*EXERCISE PROMPT*
Check each line below for the word "play", and copy those that have it.

[Entries from a dataset]
^^^^^^^^^^^^^^^^

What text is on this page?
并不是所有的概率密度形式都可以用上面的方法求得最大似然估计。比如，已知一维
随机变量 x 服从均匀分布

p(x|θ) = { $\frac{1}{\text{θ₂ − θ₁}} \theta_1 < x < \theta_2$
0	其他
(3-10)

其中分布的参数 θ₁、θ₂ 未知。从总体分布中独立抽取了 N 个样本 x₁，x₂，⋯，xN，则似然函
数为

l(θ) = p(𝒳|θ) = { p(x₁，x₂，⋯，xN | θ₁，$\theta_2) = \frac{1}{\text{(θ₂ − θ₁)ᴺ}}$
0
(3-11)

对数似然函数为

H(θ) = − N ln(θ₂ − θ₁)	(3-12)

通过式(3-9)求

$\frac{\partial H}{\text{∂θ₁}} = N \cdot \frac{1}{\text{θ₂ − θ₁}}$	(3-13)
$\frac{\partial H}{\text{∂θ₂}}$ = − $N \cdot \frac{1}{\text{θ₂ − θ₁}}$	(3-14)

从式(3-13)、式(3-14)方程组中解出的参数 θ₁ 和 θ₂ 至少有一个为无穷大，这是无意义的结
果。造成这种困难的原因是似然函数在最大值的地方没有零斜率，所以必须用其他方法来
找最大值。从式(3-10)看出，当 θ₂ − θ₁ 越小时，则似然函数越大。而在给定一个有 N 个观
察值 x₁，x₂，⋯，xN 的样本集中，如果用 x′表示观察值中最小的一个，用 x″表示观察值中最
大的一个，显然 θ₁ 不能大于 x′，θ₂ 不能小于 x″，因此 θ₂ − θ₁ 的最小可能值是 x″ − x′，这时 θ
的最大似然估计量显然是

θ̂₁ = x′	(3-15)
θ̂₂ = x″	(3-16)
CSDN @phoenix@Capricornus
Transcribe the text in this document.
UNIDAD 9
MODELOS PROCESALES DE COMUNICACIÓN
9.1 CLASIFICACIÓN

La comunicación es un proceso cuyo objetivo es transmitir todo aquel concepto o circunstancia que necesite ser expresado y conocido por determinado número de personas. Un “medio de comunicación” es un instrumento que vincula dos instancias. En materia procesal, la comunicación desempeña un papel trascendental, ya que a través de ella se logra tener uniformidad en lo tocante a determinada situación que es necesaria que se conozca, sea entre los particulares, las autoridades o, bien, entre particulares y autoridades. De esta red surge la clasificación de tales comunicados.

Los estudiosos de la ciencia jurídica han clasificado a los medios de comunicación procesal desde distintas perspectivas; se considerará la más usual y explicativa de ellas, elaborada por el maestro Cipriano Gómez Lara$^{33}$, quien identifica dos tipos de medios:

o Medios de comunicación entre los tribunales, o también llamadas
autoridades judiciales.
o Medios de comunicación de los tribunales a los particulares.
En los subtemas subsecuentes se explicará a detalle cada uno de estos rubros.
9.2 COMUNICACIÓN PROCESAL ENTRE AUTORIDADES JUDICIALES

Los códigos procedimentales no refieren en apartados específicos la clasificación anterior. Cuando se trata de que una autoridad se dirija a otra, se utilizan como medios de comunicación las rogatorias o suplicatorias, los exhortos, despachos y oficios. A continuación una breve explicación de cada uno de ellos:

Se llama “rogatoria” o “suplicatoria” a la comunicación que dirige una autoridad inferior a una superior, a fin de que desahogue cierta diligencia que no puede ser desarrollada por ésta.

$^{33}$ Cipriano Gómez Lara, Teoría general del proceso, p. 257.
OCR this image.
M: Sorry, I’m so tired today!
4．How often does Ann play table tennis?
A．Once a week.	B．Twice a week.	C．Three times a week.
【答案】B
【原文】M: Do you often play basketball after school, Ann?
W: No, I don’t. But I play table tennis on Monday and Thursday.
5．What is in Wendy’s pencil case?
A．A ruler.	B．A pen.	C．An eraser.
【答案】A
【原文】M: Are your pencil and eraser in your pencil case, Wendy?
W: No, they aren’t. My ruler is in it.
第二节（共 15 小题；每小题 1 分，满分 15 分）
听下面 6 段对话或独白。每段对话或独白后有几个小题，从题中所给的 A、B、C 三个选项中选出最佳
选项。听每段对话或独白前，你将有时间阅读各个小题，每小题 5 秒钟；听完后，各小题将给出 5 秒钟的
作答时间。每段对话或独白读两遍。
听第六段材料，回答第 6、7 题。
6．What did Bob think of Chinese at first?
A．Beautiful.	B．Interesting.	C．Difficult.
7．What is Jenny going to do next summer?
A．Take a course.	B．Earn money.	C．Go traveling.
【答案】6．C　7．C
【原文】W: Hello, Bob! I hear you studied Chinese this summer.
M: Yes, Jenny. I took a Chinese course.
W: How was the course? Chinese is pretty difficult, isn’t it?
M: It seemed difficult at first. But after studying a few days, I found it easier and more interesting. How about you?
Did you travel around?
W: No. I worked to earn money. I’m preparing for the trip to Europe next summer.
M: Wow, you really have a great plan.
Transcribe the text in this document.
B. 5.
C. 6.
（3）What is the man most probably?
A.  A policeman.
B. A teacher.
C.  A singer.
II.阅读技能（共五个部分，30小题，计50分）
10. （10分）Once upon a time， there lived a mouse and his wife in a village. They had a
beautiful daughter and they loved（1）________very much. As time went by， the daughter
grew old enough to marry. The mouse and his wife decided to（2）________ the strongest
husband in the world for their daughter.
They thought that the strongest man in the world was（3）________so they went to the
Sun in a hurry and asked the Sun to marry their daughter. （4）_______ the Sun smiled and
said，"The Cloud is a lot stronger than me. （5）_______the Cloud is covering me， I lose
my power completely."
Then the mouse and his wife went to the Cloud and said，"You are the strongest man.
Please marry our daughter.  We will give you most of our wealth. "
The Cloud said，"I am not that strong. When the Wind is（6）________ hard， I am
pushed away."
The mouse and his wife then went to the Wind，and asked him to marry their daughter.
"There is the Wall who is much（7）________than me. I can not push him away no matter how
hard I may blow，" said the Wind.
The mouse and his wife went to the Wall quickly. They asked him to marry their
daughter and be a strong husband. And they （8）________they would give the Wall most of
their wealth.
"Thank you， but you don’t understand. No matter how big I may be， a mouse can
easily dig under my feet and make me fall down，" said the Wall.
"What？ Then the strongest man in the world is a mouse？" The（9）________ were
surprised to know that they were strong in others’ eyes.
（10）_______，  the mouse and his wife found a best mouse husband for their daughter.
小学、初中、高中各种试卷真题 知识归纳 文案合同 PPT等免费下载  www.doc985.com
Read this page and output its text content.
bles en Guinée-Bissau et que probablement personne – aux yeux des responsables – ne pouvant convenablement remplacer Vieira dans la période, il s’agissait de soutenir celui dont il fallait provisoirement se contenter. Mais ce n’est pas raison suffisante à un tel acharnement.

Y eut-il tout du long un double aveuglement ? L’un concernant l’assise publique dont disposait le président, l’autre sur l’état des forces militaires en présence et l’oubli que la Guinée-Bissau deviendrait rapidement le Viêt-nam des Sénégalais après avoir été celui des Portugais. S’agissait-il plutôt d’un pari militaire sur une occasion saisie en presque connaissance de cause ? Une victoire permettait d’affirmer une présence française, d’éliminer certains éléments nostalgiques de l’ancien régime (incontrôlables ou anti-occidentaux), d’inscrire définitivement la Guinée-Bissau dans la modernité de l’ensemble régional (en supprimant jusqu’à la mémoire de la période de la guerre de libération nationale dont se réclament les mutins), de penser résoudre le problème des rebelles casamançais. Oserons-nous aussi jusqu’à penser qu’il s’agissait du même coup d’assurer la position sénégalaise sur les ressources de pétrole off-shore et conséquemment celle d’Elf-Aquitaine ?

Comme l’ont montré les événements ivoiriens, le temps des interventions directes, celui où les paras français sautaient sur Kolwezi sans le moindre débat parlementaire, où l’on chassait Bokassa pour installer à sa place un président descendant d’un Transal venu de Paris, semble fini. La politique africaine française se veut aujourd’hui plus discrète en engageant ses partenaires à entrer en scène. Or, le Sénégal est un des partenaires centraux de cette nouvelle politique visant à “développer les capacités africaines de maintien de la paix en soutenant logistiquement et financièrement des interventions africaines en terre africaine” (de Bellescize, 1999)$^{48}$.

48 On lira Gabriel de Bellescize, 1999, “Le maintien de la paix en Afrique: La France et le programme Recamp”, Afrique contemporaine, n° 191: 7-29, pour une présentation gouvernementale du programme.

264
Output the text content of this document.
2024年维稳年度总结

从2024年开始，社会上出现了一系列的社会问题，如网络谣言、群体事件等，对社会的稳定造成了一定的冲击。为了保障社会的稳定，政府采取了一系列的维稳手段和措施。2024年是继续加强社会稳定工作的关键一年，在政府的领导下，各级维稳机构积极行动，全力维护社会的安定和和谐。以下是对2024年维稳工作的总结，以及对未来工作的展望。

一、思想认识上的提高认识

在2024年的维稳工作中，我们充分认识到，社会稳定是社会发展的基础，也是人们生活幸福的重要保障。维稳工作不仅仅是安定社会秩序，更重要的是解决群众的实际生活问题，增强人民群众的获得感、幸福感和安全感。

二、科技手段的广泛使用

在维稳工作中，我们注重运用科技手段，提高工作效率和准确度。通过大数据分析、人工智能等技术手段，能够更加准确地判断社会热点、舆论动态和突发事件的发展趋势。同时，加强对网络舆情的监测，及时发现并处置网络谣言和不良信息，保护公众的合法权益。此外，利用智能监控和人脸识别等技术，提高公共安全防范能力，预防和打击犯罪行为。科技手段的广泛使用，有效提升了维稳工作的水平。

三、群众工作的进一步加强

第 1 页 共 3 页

^^^^^^^^^^^^^^^^

*RESULT*
4．How often does Ann play table tennis?
【原文】M: Do you often play basketball after school, Ann?
W: No, I don’t. But I play table tennis on Monday and Thursday.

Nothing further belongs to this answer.